▶ _STATED EXERCISE_: Copy every line of the data exactly, leaving nothing out.

▶ _Records that describe figures_:
○ ○ ○ ○ ○

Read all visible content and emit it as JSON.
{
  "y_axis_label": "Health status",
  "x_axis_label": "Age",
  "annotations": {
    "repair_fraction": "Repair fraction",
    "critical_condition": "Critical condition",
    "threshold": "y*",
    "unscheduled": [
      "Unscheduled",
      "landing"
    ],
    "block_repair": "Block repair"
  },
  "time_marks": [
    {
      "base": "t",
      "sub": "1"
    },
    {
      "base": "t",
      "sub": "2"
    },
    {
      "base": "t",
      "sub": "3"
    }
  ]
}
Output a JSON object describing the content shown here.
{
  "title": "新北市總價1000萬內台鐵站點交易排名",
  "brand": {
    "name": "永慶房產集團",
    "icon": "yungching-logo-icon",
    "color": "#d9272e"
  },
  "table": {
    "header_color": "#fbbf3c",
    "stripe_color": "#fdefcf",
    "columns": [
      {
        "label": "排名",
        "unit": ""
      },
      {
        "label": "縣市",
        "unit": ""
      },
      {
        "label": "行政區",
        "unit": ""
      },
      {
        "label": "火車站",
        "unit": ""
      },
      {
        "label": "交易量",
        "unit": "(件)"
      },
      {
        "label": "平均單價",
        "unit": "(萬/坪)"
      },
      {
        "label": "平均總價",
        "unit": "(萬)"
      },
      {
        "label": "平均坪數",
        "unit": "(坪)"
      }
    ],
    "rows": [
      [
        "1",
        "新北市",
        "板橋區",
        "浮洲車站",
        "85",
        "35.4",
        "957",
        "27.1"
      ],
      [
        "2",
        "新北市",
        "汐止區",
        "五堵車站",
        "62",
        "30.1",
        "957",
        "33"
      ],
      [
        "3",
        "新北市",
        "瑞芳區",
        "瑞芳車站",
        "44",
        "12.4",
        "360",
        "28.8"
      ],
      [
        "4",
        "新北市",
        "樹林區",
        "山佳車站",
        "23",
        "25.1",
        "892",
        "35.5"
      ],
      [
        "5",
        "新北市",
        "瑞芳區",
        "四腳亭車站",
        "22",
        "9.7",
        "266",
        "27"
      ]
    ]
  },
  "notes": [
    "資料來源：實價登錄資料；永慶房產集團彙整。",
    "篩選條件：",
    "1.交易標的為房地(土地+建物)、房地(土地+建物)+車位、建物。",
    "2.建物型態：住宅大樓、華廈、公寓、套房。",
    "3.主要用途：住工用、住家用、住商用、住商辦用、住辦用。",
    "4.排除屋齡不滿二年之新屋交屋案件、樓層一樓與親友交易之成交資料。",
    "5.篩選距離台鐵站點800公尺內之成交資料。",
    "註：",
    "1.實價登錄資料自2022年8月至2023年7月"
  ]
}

○ ○ ○ ○ ○

▶ _COMPLETE OUTPUT_:
Read all visible content and emit it as JSON.
{
  "y_axis_label": "Health status",
  "x_axis_label": "Age",
  "annotations": {
    "repair_fraction": "Repair fraction",
    "critical_condition": "Critical condition",
    "threshold": "y*",
    "unscheduled": [
      "Unscheduled",
      "landing"
    ],
    "block_repair": "Block repair"
  },
  "time_marks": [
    {
      "base": "t",
      "sub": "1"
    },
    {
      "base": "t",
      "sub": "2"
    },
    {
      "base": "t",
      "sub": "3"
    }
  ]
}
Output a JSON object describing the content shown here.
{
  "title": "新北市總價1000萬內台鐵站點交易排名",
  "brand": {
    "name": "永慶房產集團",
    "icon": "yungching-logo-icon",
    "color": "#d9272e"
  },
  "table": {
    "header_color": "#fbbf3c",
    "stripe_color": "#fdefcf",
    "columns": [
      {
        "label": "排名",
        "unit": ""
      },
      {
        "label": "縣市",
        "unit": ""
      },
      {
        "label": "行政區",
        "unit": ""
      },
      {
        "label": "火車站",
        "unit": ""
      },
      {
        "label": "交易量",
        "unit": "(件)"
      },
      {
        "label": "平均單價",
        "unit": "(萬/坪)"
      },
      {
        "label": "平均總價",
        "unit": "(萬)"
      },
      {
        "label": "平均坪數",
        "unit": "(坪)"
      }
    ],
    "rows": [
      [
        "1",
        "新北市",
        "板橋區",
        "浮洲車站",
        "85",
        "35.4",
        "957",
        "27.1"
      ],
      [
        "2",
        "新北市",
        "汐止區",
        "五堵車站",
        "62",
        "30.1",
        "957",
        "33"
      ],
      [
        "3",
        "新北市",
        "瑞芳區",
        "瑞芳車站",
        "44",
        "12.4",
        "360",
        "28.8"
      ],
      [
        "4",
        "新北市",
        "樹林區",
        "山佳車站",
        "23",
        "25.1",
        "892",
        "35.5"
      ],
      [
        "5",
        "新北市",
        "瑞芳區",
        "四腳亭車站",
        "22",
        "9.7",
        "266",
        "27"
      ]
    ]
  },
  "notes": [
    "資料來源：實價登錄資料；永慶房產集團彙整。",
    "篩選條件：",
    "1.交易標的為房地(土地+建物)、房地(土地+建物)+車位、建物。",
    "2.建物型態：住宅大樓、華廈、公寓、套房。",
    "3.主要用途：住工用、住家用、住商用、住商辦用、住辦用。",
    "4.排除屋齡不滿二年之新屋交屋案件、樓層一樓與親友交易之成交資料。",
    "5.篩選距離台鐵站點800公尺內之成交資料。",
    "註：",
    "1.實價登錄資料自2022年8月至2023年7月"
  ]
}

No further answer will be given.